DATA SECTION:
Begin

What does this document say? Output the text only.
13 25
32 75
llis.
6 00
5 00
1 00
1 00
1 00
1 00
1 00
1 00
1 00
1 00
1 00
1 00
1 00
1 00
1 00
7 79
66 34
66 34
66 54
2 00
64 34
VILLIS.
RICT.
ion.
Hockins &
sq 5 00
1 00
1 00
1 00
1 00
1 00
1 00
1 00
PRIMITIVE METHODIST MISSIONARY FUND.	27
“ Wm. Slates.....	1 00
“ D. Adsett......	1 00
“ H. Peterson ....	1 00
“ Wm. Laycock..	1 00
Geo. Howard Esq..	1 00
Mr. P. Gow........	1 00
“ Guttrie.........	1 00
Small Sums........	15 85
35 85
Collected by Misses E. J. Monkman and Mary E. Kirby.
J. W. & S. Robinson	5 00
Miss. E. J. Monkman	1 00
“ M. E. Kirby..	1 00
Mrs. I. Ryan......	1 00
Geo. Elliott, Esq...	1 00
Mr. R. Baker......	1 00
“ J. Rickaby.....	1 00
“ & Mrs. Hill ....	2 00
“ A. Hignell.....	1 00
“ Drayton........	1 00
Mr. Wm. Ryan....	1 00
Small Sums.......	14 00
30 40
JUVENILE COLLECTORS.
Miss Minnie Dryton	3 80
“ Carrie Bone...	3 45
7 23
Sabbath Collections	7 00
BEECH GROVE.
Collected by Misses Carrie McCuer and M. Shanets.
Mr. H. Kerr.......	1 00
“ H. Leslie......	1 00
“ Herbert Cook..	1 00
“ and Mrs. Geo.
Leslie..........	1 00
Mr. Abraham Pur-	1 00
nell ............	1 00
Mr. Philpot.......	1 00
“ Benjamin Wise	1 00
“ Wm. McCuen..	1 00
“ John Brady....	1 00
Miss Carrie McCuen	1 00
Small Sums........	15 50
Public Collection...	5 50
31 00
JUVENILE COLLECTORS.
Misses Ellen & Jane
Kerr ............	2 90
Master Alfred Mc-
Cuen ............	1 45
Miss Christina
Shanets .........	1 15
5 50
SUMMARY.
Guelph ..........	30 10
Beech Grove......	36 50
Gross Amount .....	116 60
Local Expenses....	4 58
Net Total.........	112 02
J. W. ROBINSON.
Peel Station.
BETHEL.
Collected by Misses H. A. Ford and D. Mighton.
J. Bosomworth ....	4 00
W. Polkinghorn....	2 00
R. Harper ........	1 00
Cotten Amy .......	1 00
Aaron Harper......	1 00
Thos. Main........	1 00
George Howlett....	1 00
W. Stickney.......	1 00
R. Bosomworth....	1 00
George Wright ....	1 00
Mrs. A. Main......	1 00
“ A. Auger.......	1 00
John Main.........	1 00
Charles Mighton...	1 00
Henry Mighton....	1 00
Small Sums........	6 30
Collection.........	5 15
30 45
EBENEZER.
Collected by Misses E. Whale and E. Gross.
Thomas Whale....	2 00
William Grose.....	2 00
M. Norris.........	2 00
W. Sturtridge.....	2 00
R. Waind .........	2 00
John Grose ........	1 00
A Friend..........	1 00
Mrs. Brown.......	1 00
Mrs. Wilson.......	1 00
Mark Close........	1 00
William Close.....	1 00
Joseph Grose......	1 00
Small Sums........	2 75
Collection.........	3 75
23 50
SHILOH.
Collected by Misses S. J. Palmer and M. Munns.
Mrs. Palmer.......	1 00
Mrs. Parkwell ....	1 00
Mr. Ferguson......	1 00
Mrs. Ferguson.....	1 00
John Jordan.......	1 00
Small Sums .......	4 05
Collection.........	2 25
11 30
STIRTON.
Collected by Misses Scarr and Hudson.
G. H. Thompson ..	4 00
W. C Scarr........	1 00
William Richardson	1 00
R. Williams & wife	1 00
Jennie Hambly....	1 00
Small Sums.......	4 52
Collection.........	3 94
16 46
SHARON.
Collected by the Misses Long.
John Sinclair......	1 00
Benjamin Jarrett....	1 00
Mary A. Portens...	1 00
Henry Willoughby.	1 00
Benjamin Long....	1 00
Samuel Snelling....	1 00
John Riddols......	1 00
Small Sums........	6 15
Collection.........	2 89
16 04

End

THE PROBLEM:
Tally the lines in the entries above that hold the word "Henry". Reply with nothing but that count.

TASK RESPONSE:
2